Exercise description: Single out the lines of the material that contain "instance" and copy them.
◇ ◇ ◇ ◇ ◇ ◇ ◇
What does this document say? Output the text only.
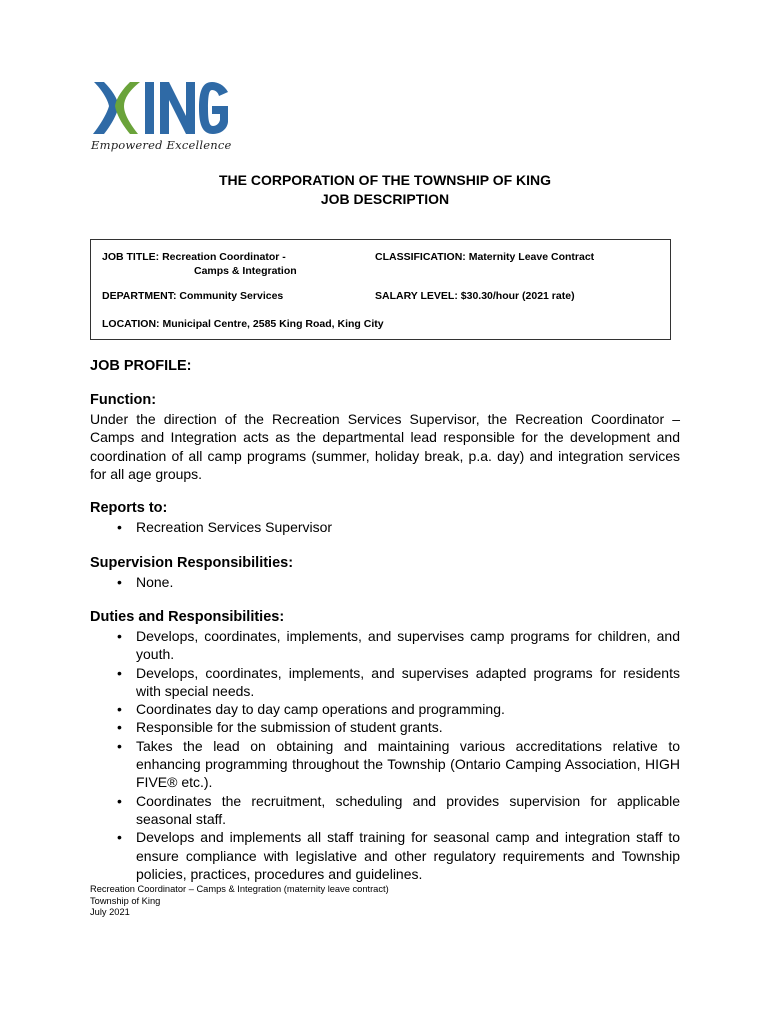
Empowered Excellence
THE CORPORATION OF THE TOWNSHIP OF KING
JOB DESCRIPTION
JOB TITLE: Recreation Coordinator -
Camps & Integration
CLASSIFICATION: Maternity Leave Contract
DEPARTMENT: Community Services	SALARY LEVEL: $30.30/hour (2021 rate)
LOCATION: Municipal Centre, 2585 King Road, King City
JOB PROFILE:
Function:
Under the direction of the Recreation Services Supervisor, the Recreation Coordinator – Camps and Integration acts as the departmental lead responsible for the development and coordination of all camp programs (summer, holiday break, p.a. day) and integration services for all age groups.
Reports to:
• Recreation Services Supervisor
Supervision Responsibilities:
• None.
Duties and Responsibilities:
• Develops, coordinates, implements, and supervises camp programs for children, and youth.
• Develops, coordinates, implements, and supervises adapted programs for residents with special needs.
• Coordinates day to day camp operations and programming.
• Responsible for the submission of student grants.
• Takes the lead on obtaining and maintaining various accreditations relative to enhancing programming throughout the Township (Ontario Camping Association, HIGH FIVE® etc.).
• Coordinates the recruitment, scheduling and provides supervision for applicable seasonal staff.
• Develops and implements all staff training for seasonal camp and integration staff to ensure compliance with legislative and other regulatory requirements and Township policies, practices, procedures and guidelines.
Recreation Coordinator – Camps & Integration (maternity leave contract)
Township of King
July 2021
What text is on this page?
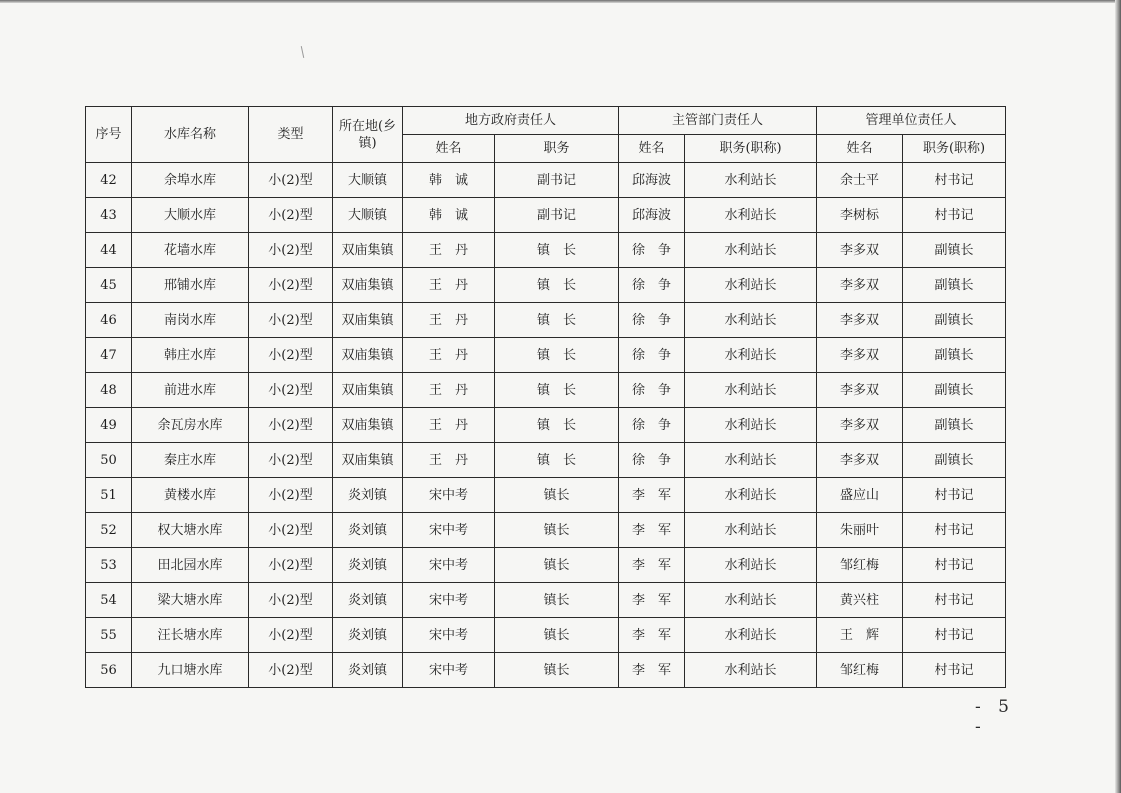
序号	水库名称	类型	所在地(乡镇)	地方政府责任人		主管部门责任人		管理单位责任人	
				姓名	职务	姓名	职务(职称)	姓名	职务(职称)
42	余埠水库	小(2)型	大顺镇	韩　诚	副书记	邱海波	水利站长	余士平	村书记
43	大顺水库	小(2)型	大顺镇	韩　诚	副书记	邱海波	水利站长	李树标	村书记
44	花墙水库	小(2)型	双庙集镇	王　丹	镇　长	徐　争	水利站长	李多双	副镇长
45	邢铺水库	小(2)型	双庙集镇	王　丹	镇　长	徐　争	水利站长	李多双	副镇长
46	南岗水库	小(2)型	双庙集镇	王　丹	镇　长	徐　争	水利站长	李多双	副镇长
47	韩庄水库	小(2)型	双庙集镇	王　丹	镇　长	徐　争	水利站长	李多双	副镇长
48	前进水库	小(2)型	双庙集镇	王　丹	镇　长	徐　争	水利站长	李多双	副镇长
49	余瓦房水库	小(2)型	双庙集镇	王　丹	镇　长	徐　争	水利站长	李多双	副镇长
50	秦庄水库	小(2)型	双庙集镇	王　丹	镇　长	徐　争	水利站长	李多双	副镇长
51	黄楼水库	小(2)型	炎刘镇	宋中考	镇长	李　军	水利站长	盛应山	村书记
52	权大塘水库	小(2)型	炎刘镇	宋中考	镇长	李　军	水利站长	朱丽叶	村书记
53	田北园水库	小(2)型	炎刘镇	宋中考	镇长	李　军	水利站长	邹红梅	村书记
54	梁大塘水库	小(2)型	炎刘镇	宋中考	镇长	李　军	水利站长	黄兴柱	村书记
55	汪长塘水库	小(2)型	炎刘镇	宋中考	镇长	李　军	水利站长	王　辉	村书记
56	九口塘水库	小(2)型	炎刘镇	宋中考	镇长	李　军	水利站长	邹红梅	村书记
- 5 -
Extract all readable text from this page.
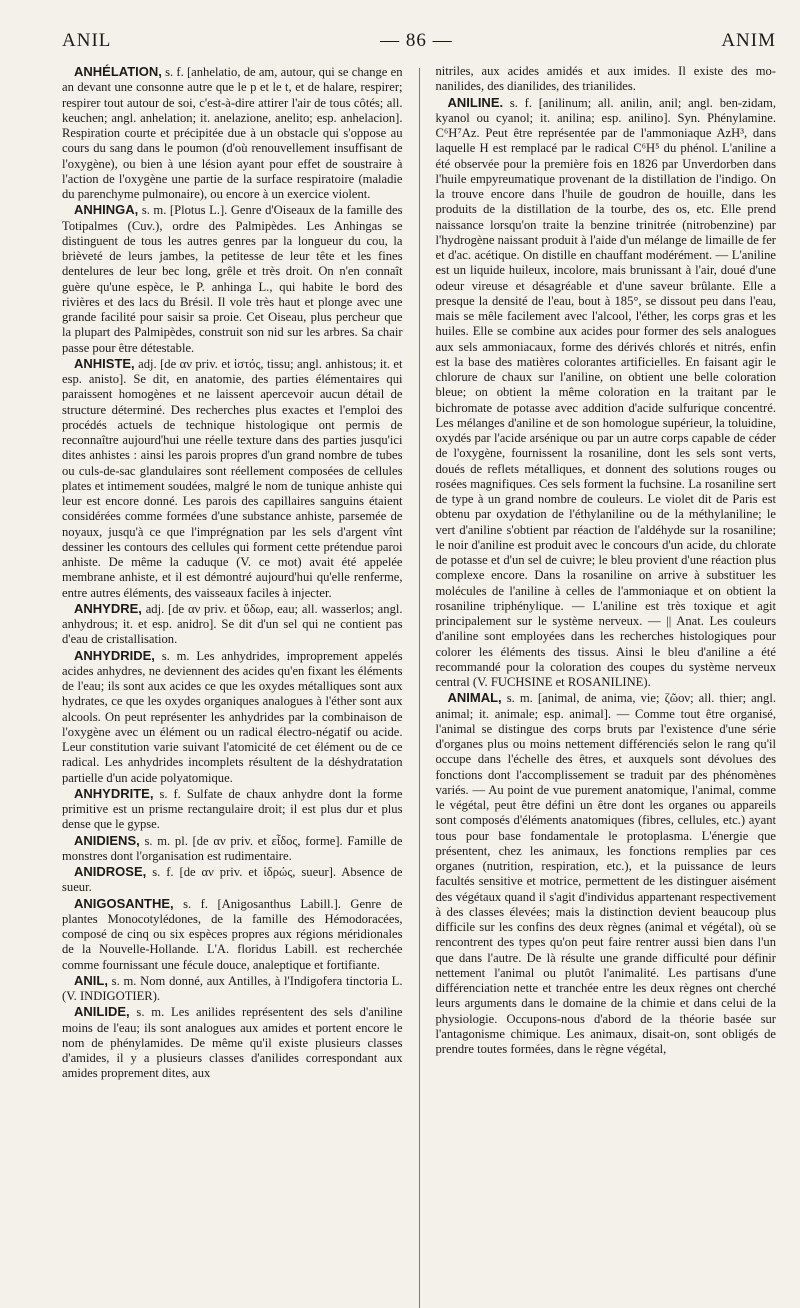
ANIL	— 86 —	ANIM

ANHÉLATION, s. f. [anhelatio, de am, autour, qui se change en an devant une consonne autre que le p et le t, et de halare, respirer; respirer tout autour de soi, c'est-à-dire attirer l'air de tous côtés; all. keuchen; angl. anhelation; it. anelazione, anelito; esp. anhelacion]. Respiration courte et précipitée due à un obstacle qui s'oppose au cours du sang dans le poumon (d'où renouvellement insuffisant de l'oxygène), ou bien à une lésion ayant pour effet de soustraire à l'action de l'oxygène une partie de la surface respiratoire (maladie du parenchyme pulmonaire), ou encore à un exercice violent.

ANHINGA, s. m. [Plotus L.]. Genre d'Oiseaux de la famille des Totipalmes (Cuv.), ordre des Palmipèdes. Les Anhingas se distinguent de tous les autres genres par la longueur du cou, la brièveté de leurs jambes, la petitesse de leur tête et les fines dentelures de leur bec long, grêle et très droit. On n'en connaît guère qu'une espèce, le P. anhinga L., qui habite le bord des rivières et des lacs du Brésil. Il vole très haut et plonge avec une grande facilité pour saisir sa proie. Cet Oiseau, plus percheur que la plupart des Palmipèdes, construit son nid sur les arbres. Sa chair passe pour être détestable.

ANHISTE, adj. [de αν priv. et ἱστός, tissu; angl. anhistous; it. et esp. anisto]. Se dit, en anatomie, des parties élémentaires qui paraissent homogènes et ne laissent apercevoir aucun détail de structure déterminé. Des recherches plus exactes et l'emploi des procédés actuels de technique histologique ont permis de reconnaître aujourd'hui une réelle texture dans des parties jusqu'ici dites anhistes : ainsi les parois propres d'un grand nombre de tubes ou culs-de-sac glandulaires sont réellement composées de cellules plates et intimement soudées, malgré le nom de tunique anhiste qui leur est encore donné. Les parois des capillaires sanguins étaient considérées comme formées d'une substance anhiste, parsemée de noyaux, jusqu'à ce que l'imprégnation par les sels d'argent vînt dessiner les contours des cellules qui forment cette prétendue paroi anhiste. De même la caduque (V. ce mot) avait été appelée membrane anhiste, et il est démontré aujourd'hui qu'elle renferme, entre autres éléments, des vaisseaux faciles à injecter.

ANHYDRE, adj. [de αν priv. et ὕδωρ, eau; all. wasserlos; angl. anhydrous; it. et esp. anidro]. Se dit d'un sel qui ne contient pas d'eau de cristallisation.

ANHYDRIDE, s. m. Les anhydrides, improprement appelés acides anhydres, ne deviennent des acides qu'en fixant les éléments de l'eau; ils sont aux acides ce que les oxydes métalliques sont aux hydrates, ce que les oxydes organiques analogues à l'éther sont aux alcools. On peut représenter les anhydrides par la combinaison de l'oxygène avec un élément ou un radical électro-négatif ou acide. Leur constitution varie suivant l'atomicité de cet élément ou de ce radical. Les anhydrides incomplets résultent de la déshydratation partielle d'un acide polyatomique.

ANHYDRITE, s. f. Sulfate de chaux anhydre dont la forme primitive est un prisme rectangulaire droit; il est plus dur et plus dense que le gypse.

ANIDIENS, s. m. pl. [de αν priv. et εἶδος, forme]. Famille de monstres dont l'organisation est rudimentaire.

ANIDROSE, s. f. [de αν priv. et ἱδρώς, sueur]. Absence de sueur.

ANIGOSANTHE, s. f. [Anigosanthus Labill.]. Genre de plantes Monocotylédones, de la famille des Hémodoracées, composé de cinq ou six espèces propres aux régions méridionales de la Nouvelle-Hollande. L'A. floridus Labill. est recherchée comme fournissant une fécule douce, analeptique et fortifiante.

ANIL, s. m. Nom donné, aux Antilles, à l'Indigofera tinctoria L. (V. INDIGOTIER).

ANILIDE, s. m. Les anilides représentent des sels d'aniline moins de l'eau; ils sont analogues aux amides et portent encore le nom de phénylamides. De même qu'il existe plusieurs classes d'amides, il y a plusieurs classes d'anilides correspondant aux amides proprement dites, aux

nitriles, aux acides amidés et aux imides. Il existe des mo-nanilides, des dianilides, des trianilides.

ANILINE. s. f. [anilinum; all. anilin, anil; angl. ben-zidam, kyanol ou cyanol; it. anilina; esp. anilino]. Syn. Phénylamine. C⁶H⁷Az. Peut être représentée par de l'ammoniaque AzH³, dans laquelle H est remplacé par le radical C⁶H⁵ du phénol. L'aniline a été observée pour la première fois en 1826 par Unverdorben dans l'huile empyreumatique provenant de la distillation de l'indigo. On la trouve encore dans l'huile de goudron de houille, dans les produits de la distillation de la tourbe, des os, etc. Elle prend naissance lorsqu'on traite la benzine trinitrée (nitrobenzine) par l'hydrogène naissant produit à l'aide d'un mélange de limaille de fer et d'ac. acétique. On distille en chauffant modérément. — L'aniline est un liquide huileux, incolore, mais brunissant à l'air, doué d'une odeur vireuse et désagréable et d'une saveur brûlante. Elle a presque la densité de l'eau, bout à 185°, se dissout peu dans l'eau, mais se mêle facilement avec l'alcool, l'éther, les corps gras et les huiles. Elle se combine aux acides pour former des sels analogues aux sels ammoniacaux, forme des dérivés chlorés et nitrés, enfin est la base des matières colorantes artificielles. En faisant agir le chlorure de chaux sur l'aniline, on obtient une belle coloration bleue; on obtient la même coloration en la traitant par le bichromate de potasse avec addition d'acide sulfurique concentré. Les mélanges d'aniline et de son homologue supérieur, la toluidine, oxydés par l'acide arsénique ou par un autre corps capable de céder de l'oxygène, fournissent la rosaniline, dont les sels sont verts, doués de reflets métalliques, et donnent des solutions rouges ou rosées magnifiques. Ces sels forment la fuchsine. La rosaniline sert de type à un grand nombre de couleurs. Le violet dit de Paris est obtenu par oxydation de l'éthylaniline ou de la méthylaniline; le vert d'aniline s'obtient par réaction de l'aldéhyde sur la rosaniline; le noir d'aniline est produit avec le concours d'un acide, du chlorate de potasse et d'un sel de cuivre; le bleu provient d'une réaction plus complexe encore. Dans la rosaniline on arrive à substituer les molécules de l'aniline à celles de l'ammoniaque et on obtient la rosaniline triphénylique. — L'aniline est très toxique et agit principalement sur le système nerveux. — || Anat. Les couleurs d'aniline sont employées dans les recherches histologiques pour colorer les éléments des tissus. Ainsi le bleu d'aniline a été recommandé pour la coloration des coupes du système nerveux central (V. FUCHSINE et ROSANILINE).

ANIMAL, s. m. [animal, de anima, vie; ζῶον; all. thier; angl. animal; it. animale; esp. animal]. — Comme tout être organisé, l'animal se distingue des corps bruts par l'existence d'une série d'organes plus ou moins nettement différenciés selon le rang qu'il occupe dans l'échelle des êtres, et auxquels sont dévolues des fonctions dont l'accomplissement se traduit par des phénomènes variés. — Au point de vue purement anatomique, l'animal, comme le végétal, peut être défini un être dont les organes ou appareils sont composés d'éléments anatomiques (fibres, cellules, etc.) ayant tous pour base fondamentale le protoplasma. L'énergie que présentent, chez les animaux, les fonctions remplies par ces organes (nutrition, respiration, etc.), et la puissance de leurs facultés sensitive et motrice, permettent de les distinguer aisément des végétaux quand il s'agit d'individus appartenant respectivement à des classes élevées; mais la distinction devient beaucoup plus difficile sur les confins des deux règnes (animal et végétal), où se rencontrent des types qu'on peut faire rentrer aussi bien dans l'un que dans l'autre. De là résulte une grande difficulté pour définir nettement l'animal ou plutôt l'animalité. Les partisans d'une différenciation nette et tranchée entre les deux règnes ont cherché leurs arguments dans le domaine de la chimie et dans celui de la physiologie. Occupons-nous d'abord de la théorie basée sur l'antagonisme chimique. Les animaux, disait-on, sont obligés de prendre toutes formées, dans le règne végétal,
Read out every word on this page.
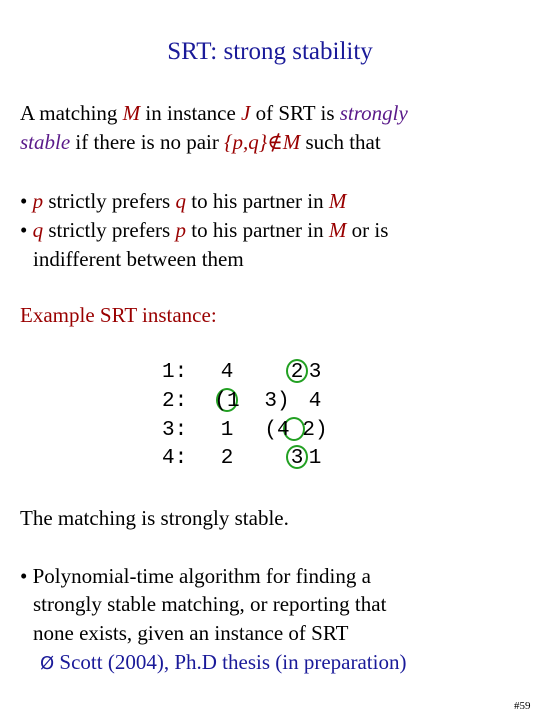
SRT: strong stability
A matching M in instance J of SRT is strongly
stable if there is no pair {p,q}∉M such that
• p strictly prefers q to his partner in M
• q strictly prefers p to his partner in M or is
indifferent between them
Example SRT instance:
1:	4	2 3
2: (1 3) 4
3:	1	(4 2)
4:	2	3 1
The matching is strongly stable.
• Polynomial-time algorithm for finding a
strongly stable matching, or reporting that
none exists, given an instance of SRT
Ø Scott (2004), Ph.D thesis (in preparation)
#59
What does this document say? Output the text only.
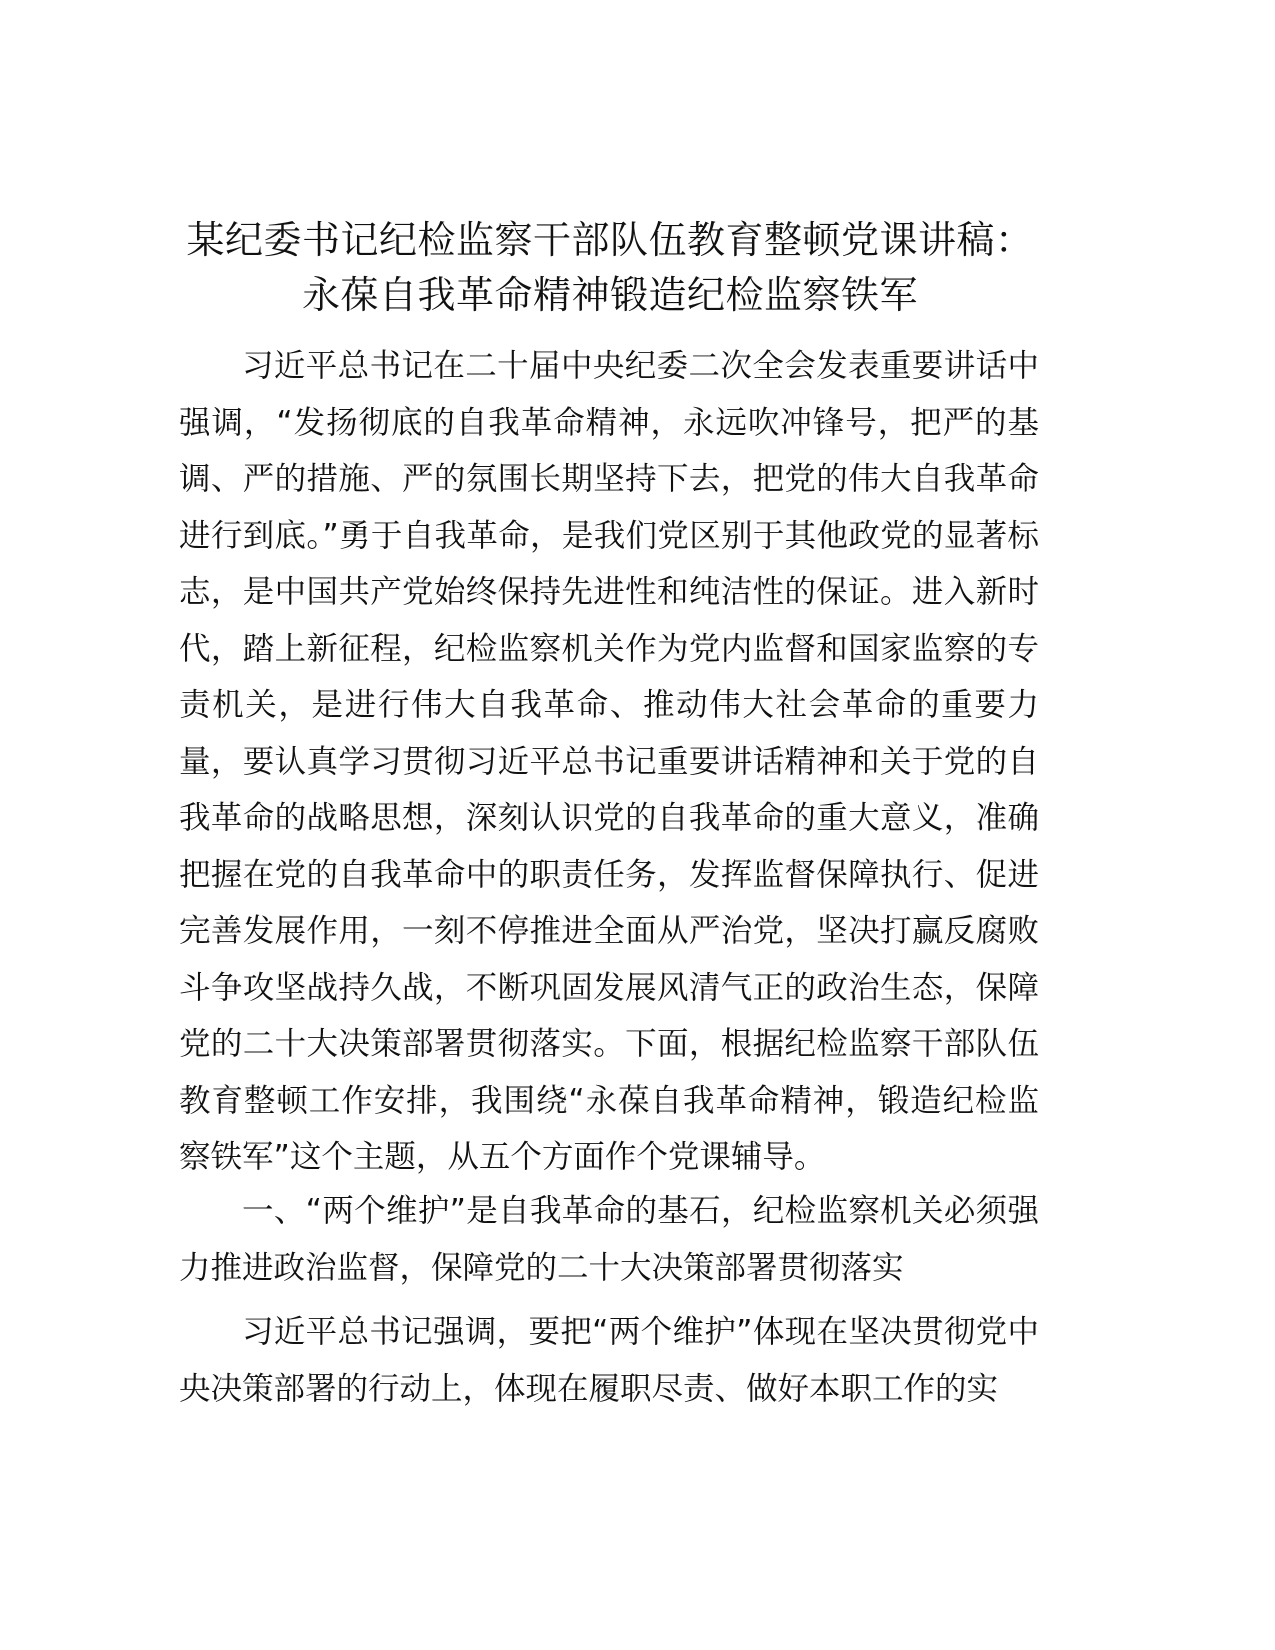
某纪委书记纪检监察干部队伍教育整顿党课讲稿：永葆自我革命精神锻造纪检监察铁军

习近平总书记在二十届中央纪委二次全会发表重要讲话中强调，“发扬彻底的自我革命精神，永远吹冲锋号，把严的基调、严的措施、严的氛围长期坚持下去，把党的伟大自我革命进行到底。”勇于自我革命，是我们党区别于其他政党的显著标志，是中国共产党始终保持先进性和纯洁性的保证。进入新时代，踏上新征程，纪检监察机关作为党内监督和国家监察的专责机关，是进行伟大自我革命、推动伟大社会革命的重要力量，要认真学习贯彻习近平总书记重要讲话精神和关于党的自我革命的战略思想，深刻认识党的自我革命的重大意义，准确把握在党的自我革命中的职责任务，发挥监督保障执行、促进完善发展作用，一刻不停推进全面从严治党，坚决打赢反腐败斗争攻坚战持久战，不断巩固发展风清气正的政治生态，保障党的二十大决策部署贯彻落实。下面，根据纪检监察干部队伍教育整顿工作安排，我围绕“永葆自我革命精神，锻造纪检监察铁军”这个主题，从五个方面作个党课辅导。

一、“两个维护”是自我革命的基石，纪检监察机关必须强力推进政治监督，保障党的二十大决策部署贯彻落实

习近平总书记强调，要把“两个维护”体现在坚决贯彻党中央决策部署的行动上，体现在履职尽责、做好本职工作的实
◇ ◇ ◇ ◇ ◇ ◇ ◇
Output below:
A matching M in instance J of SRT is strongly
Example SRT instance:
none exists, given an instance of SRT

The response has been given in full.